Reproduce the data exactly and drop any pictures it holds.

━━━━━ INPUT RECORDS ━━━━━

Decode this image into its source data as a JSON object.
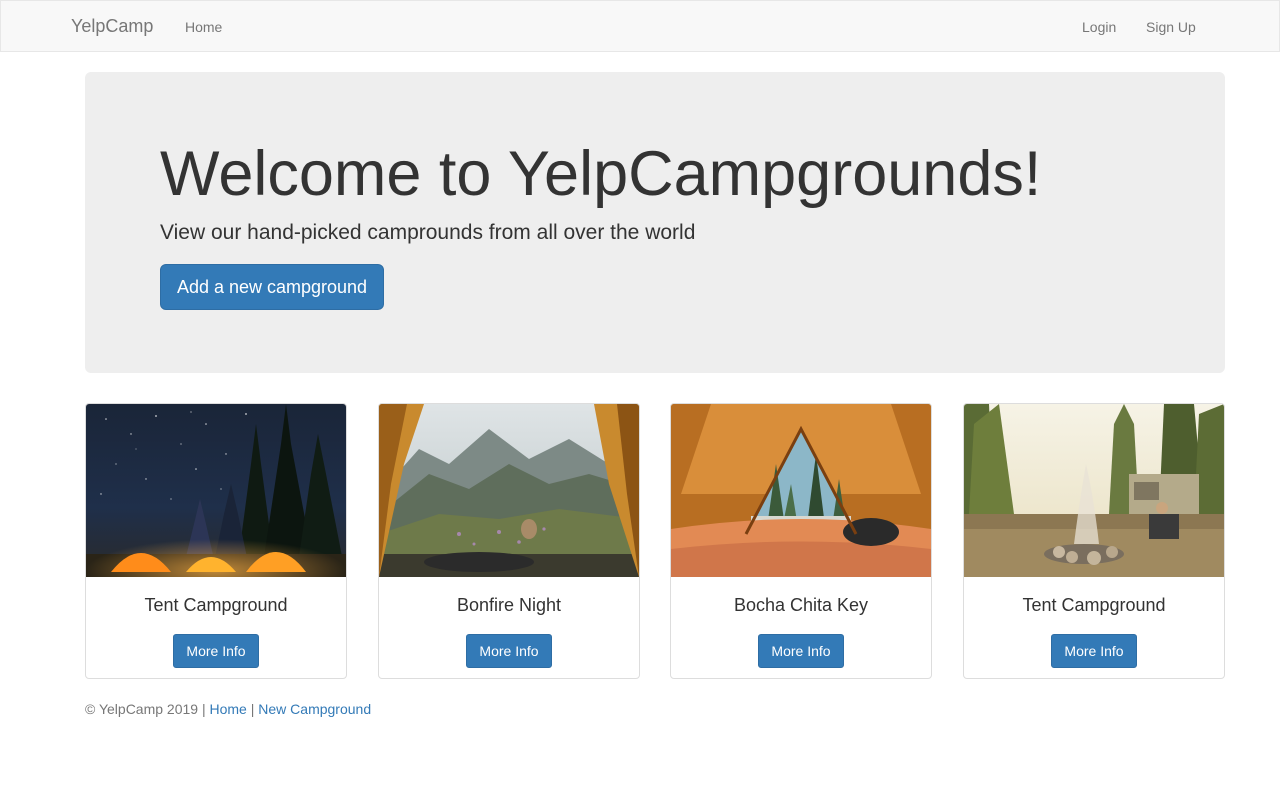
{
  "nav": {
    "brand": "YelpCamp",
    "home": "Home",
    "login": "Login",
    "signup": "Sign Up"
  },
  "jumbotron": {
    "title": "Welcome to YelpCampgrounds!",
    "subtitle": "View our hand-picked camprounds from all over the world",
    "button": "Add a new campground"
  },
  "cards": [
    {
      "title": "Tent Campground",
      "button": "More Info",
      "image": "starry-night-tents-photo"
    },
    {
      "title": "Bonfire Night",
      "button": "More Info",
      "image": "tent-view-mountains-photo"
    },
    {
      "title": "Bocha Chita Key",
      "button": "More Info",
      "image": "tent-view-forest-photo"
    },
    {
      "title": "Tent Campground",
      "button": "More Info",
      "image": "campfire-tent-trailer-photo"
    }
  ],
  "footer": {
    "copyright": "© YelpCamp 2019",
    "sep1": " | ",
    "home": "Home",
    "sep2": " | ",
    "new_campground": "New Campground"
  },
  "colors": {
    "primary": "#337ab7",
    "jumbotron_bg": "#eeeeee",
    "navbar_bg": "#f8f8f8"
  }
}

━━━━━

* [RESPONSE TO THE TASK]:
Decode this image into its source data as a JSON object.
{
  "nav": {
    "brand": "YelpCamp",
    "home": "Home",
    "login": "Login",
    "signup": "Sign Up"
  },
  "jumbotron": {
    "title": "Welcome to YelpCampgrounds!",
    "subtitle": "View our hand-picked camprounds from all over the world",
    "button": "Add a new campground"
  },
  "cards": [
    {
      "title": "Tent Campground",
      "button": "More Info",
      "image": "starry-night-tents-photo"
    },
    {
      "title": "Bonfire Night",
      "button": "More Info",
      "image": "tent-view-mountains-photo"
    },
    {
      "title": "Bocha Chita Key",
      "button": "More Info",
      "image": "tent-view-forest-photo"
    },
    {
      "title": "Tent Campground",
      "button": "More Info",
      "image": "campfire-tent-trailer-photo"
    }
  ],
  "footer": {
    "copyright": "© YelpCamp 2019",
    "sep1": " | ",
    "home": "Home",
    "sep2": " | ",
    "new_campground": "New Campground"
  },
  "colors": {
    "primary": "#337ab7",
    "jumbotron_bg": "#eeeeee",
    "navbar_bg": "#f8f8f8"
  }
}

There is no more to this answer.